In the text below on Charleston Southern University's Bachelor of Management Arts program, recast the paragraph beginning "Students meet in a classroom" as a bulleted list that keeps its main facts.

Page text:
============================================================

More adults are returning to the classroom, and Charleston Southern University’s Bachelor of Management Arts program is making it easier for working adults to earn a college degree quickly.
Students with an associate’s degree can earn a business management degree in less than two years and take all their classes online through CSU’s Evening College.
BMA students earn 48 credit hours through BMA’s 16 online Business Cohort Courses, each worth three credit hours. BMA courses are accelerated and five weeks long, CSU’s Dean of Evening College Stan Parker said.
Students meet in a classroom for the first session then meet entirely online in a “virtual classroom” that’s “like a big chat room” for two and a half hours every Wednesday, Parker said. The virtual classroom uses discussion boards for peer-to-peer and faculty-to-student learning, he added. Students are given scenarios requiring critical thinking and take a quiz at the end of every online lecture, he said.

============================================================

Data block:
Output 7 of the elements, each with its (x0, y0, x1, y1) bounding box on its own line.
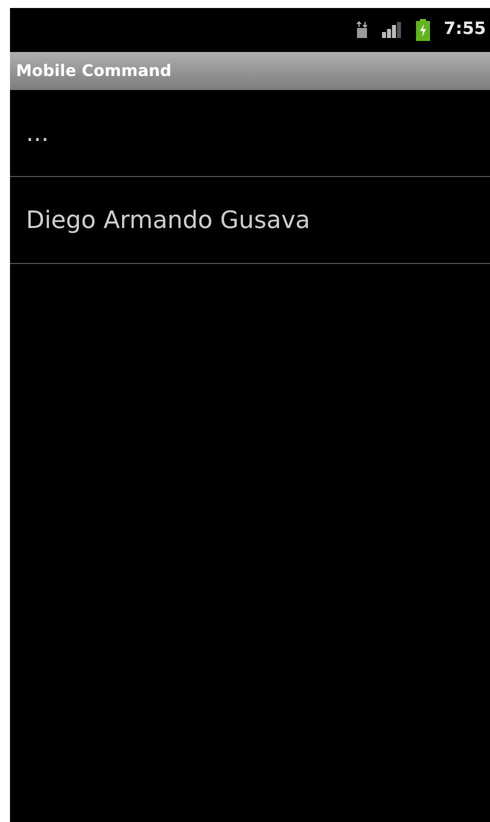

============================================================

Written solution:
According to Parker:
- Students meet in a classroom for the first session only.
- After that, they meet entirely online in a "virtual classroom" that is "like a big chat room."
- Online sessions run two and a half hours every Wednesday.
- Discussion boards support peer-to-peer and faculty-to-student learning.
- Students are given scenarios requiring critical thinking.
- A quiz follows every online lecture.